### Texto fornecido

O descaso, a falta de
vagas e de investimento no sistema penitenciário também já vinham sendo
apontados pelas autoridades, como nos mutirões feitos pelo Conselho Nacional de
Justiça. As penitenciárias são precárias e superlotadas. Há 1,9 preso por vaga
no sistema maranhense, proporção que coloca as prisões do Estado no 7.º lugar
entre as mais lotadas do País, índice semelhante ao de São Paulo.
Apesar da superlotação
do sistema maranhense, contudo, o Estado tem 100,6 presos por 100 mil
habitantes, a menor proporção do Brasil. "O modelo de segurança pública no
Estado está falido", diz o advogado Luiz Antonio Pedrosa, da Comissão de
Direitos Humanos da OAB do Maranhão. "As facções criminosas se formaram e
conseguiram um amplo espaço para avançar em um Estado com problemas sociais
dramáticos."
O problema da violência
no Maranhão dentro e fora dos presídios se agravou a partir de 2010, quando foi
anunciada pelos presos a criação do Primeiro Comando do Maranhão (PCM). A
facção rival, Bonde dos 40, surgiu logo na sequência. O enfrentamento entre os
grupos se acentuou nos meses seguintes, em um ambiente penitenciário sem
controle, com uma frágil política de segurança pública.
Erro
A secretária estadual
de Direitos Humanos e Assistência Social, Luiza de Fátima Amorim Oliveira,
admite o que o governo errou. "Infelizmente, nós falhamos, houve um erro
de gestão nesse sentido", disse ela, que foi ao enterro da menina Ana
Clara de Sousa, de 6 anos, que estava em um ônibus incendiado por criminosos e
teve 95% do corpo queimado.
Luiza afirma que, nesse
momento, a ajuda do governo federal e de outros órgãos é fundamental. "Não
tem como resolver sozinho essa situação. É preciso conjugar esforços, para que
não aconteça mais", disse. O governo estadual tenta mostrar que faz a sua
parte prendendo suspeitos de participar dos ataques a delegacias e a ônibus.
"A repressão já está sendo feita. Os adolescentes (envolvidos nos crimes)
foram presos."

(Listagem de dados)

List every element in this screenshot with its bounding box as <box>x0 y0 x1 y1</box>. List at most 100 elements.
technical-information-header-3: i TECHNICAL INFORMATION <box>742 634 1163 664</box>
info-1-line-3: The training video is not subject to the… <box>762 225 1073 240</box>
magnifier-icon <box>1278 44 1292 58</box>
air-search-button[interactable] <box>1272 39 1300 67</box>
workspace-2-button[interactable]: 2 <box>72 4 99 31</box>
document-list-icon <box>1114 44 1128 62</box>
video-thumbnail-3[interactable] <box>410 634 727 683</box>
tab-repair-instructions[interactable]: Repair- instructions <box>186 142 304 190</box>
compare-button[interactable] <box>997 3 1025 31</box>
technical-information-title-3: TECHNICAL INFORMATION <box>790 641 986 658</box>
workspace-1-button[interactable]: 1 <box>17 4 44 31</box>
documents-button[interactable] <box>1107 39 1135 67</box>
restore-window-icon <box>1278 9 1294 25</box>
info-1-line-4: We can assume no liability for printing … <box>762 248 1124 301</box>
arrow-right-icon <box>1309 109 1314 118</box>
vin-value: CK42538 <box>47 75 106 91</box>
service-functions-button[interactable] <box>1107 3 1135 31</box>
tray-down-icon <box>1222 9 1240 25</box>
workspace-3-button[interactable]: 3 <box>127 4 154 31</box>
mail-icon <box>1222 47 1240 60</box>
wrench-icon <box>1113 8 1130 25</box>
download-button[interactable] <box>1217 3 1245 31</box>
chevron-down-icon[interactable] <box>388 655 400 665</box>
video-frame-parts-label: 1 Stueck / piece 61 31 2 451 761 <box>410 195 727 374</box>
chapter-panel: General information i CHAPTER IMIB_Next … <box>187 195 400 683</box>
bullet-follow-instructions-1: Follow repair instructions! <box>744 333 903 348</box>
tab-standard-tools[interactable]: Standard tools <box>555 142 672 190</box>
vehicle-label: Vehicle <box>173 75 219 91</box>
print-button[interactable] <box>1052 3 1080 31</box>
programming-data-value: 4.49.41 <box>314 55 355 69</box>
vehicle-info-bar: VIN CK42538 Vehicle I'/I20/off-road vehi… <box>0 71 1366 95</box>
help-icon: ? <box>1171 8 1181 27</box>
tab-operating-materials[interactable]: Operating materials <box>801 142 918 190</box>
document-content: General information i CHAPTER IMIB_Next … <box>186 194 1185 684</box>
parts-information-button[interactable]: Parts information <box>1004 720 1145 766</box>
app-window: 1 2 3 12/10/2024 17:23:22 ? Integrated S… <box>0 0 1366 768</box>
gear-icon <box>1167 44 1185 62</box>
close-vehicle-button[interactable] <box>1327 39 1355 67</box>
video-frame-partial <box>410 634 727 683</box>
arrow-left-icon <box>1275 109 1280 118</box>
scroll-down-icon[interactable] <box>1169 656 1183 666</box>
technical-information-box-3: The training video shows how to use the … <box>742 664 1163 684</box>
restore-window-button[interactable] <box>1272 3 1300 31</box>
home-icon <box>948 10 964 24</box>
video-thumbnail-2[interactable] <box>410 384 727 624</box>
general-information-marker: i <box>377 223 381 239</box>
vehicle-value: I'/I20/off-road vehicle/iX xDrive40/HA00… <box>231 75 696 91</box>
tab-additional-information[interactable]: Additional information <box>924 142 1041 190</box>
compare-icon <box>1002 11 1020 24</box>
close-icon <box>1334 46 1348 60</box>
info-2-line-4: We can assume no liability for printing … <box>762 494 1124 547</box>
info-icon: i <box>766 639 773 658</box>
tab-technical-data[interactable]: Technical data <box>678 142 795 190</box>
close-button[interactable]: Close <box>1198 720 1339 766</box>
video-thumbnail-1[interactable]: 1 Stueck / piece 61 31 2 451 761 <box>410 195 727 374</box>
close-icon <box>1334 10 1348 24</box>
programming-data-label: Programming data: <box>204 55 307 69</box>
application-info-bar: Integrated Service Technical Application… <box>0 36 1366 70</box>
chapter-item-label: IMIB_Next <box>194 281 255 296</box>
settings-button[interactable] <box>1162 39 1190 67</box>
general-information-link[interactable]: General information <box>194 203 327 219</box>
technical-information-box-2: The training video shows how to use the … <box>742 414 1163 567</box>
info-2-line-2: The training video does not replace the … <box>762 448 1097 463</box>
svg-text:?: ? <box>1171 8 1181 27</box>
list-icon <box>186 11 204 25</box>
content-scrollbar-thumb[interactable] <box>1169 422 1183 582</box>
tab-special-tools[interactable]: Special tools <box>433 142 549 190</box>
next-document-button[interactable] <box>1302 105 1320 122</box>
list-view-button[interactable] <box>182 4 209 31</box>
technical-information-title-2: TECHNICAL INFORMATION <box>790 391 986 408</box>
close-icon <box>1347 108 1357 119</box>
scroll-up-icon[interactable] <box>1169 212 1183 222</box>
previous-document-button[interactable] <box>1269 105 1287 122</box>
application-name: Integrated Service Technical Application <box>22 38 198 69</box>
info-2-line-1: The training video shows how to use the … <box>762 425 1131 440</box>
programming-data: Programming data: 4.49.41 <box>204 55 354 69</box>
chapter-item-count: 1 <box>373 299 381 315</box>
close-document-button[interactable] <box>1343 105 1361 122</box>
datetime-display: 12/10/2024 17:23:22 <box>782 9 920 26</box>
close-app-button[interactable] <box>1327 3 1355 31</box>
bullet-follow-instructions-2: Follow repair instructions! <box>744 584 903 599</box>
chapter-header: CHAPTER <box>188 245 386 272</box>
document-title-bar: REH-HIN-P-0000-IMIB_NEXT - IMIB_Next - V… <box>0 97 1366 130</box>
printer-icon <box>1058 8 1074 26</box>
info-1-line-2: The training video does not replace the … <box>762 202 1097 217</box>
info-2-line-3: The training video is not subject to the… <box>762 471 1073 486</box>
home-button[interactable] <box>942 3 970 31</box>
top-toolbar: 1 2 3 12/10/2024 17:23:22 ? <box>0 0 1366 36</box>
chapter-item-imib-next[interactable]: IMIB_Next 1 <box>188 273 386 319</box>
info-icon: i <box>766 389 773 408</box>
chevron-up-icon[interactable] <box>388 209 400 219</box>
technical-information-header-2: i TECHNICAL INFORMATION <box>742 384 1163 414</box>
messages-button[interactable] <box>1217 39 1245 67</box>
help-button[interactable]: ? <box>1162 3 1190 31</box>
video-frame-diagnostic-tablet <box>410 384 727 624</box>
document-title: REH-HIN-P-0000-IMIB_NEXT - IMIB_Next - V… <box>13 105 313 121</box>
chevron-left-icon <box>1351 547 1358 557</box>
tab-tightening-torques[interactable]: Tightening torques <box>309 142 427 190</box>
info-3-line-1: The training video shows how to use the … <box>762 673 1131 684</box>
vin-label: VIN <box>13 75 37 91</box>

### Tarefa solicitada 1
Segundo o texto fornecido, quantos presos por 100 mil habitantes tem o Maranhão?
### Tarefa solicitada 2
Converta em uma lista JSON de strings as linhas da listagem de dados, começando pelo início da listagem e terminando na linha que contém "chapter-panel: General information", ambas incluídas. Cada linha deve corresponder a uma string, e as linhas em branco devem ser omitidas.
O texto fornecido e a listagem de dados provêm de fontes distintas.

### Resposta esperada 1
100,6 presos por 100 mil habitantes.

### Resposta esperada 2
[
  "List every element in this screenshot with its bounding box as <box>x0 y0 x1 y1</box>. List at most 100 elements.",
  "technical-information-header-3: i TECHNICAL INFORMATION <box>742 634 1163 664</box>",
  "info-1-line-3: The training video is not subject to the… <box>762 225 1073 240</box>",
  "magnifier-icon <box>1278 44 1292 58</box>",
  "air-search-button[interactable] <box>1272 39 1300 67</box>",
  "workspace-2-button[interactable]: 2 <box>72 4 99 31</box>",
  "document-list-icon <box>1114 44 1128 62</box>",
  "video-thumbnail-3[interactable] <box>410 634 727 683</box>",
  "tab-repair-instructions[interactable]: Repair- instructions <box>186 142 304 190</box>",
  "compare-button[interactable] <box>997 3 1025 31</box>",
  "technical-information-title-3: TECHNICAL INFORMATION <box>790 641 986 658</box>",
  "workspace-1-button[interactable]: 1 <box>17 4 44 31</box>",
  "documents-button[interactable] <box>1107 39 1135 67</box>",
  "restore-window-icon <box>1278 9 1294 25</box>",
  "info-1-line-4: We can assume no liability for printing … <box>762 248 1124 301</box>",
  "arrow-right-icon <box>1309 109 1314 118</box>",
  "vin-value: CK42538 <box>47 75 106 91</box>",
  "service-functions-button[interactable] <box>1107 3 1135 31</box>",
  "tray-down-icon <box>1222 9 1240 25</box>",
  "workspace-3-button[interactable]: 3 <box>127 4 154 31</box>",
  "mail-icon <box>1222 47 1240 60</box>",
  "wrench-icon <box>1113 8 1130 25</box>",
  "download-button[interactable] <box>1217 3 1245 31</box>",
  "chevron-down-icon[interactable] <box>388 655 400 665</box>",
  "video-frame-parts-label: 1 Stueck / piece 61 31 2 451 761 <box>410 195 727 374</box>",
  "chapter-panel: General information i CHAPTER IMIB_Next … <box>187 195 400 683</box>"
]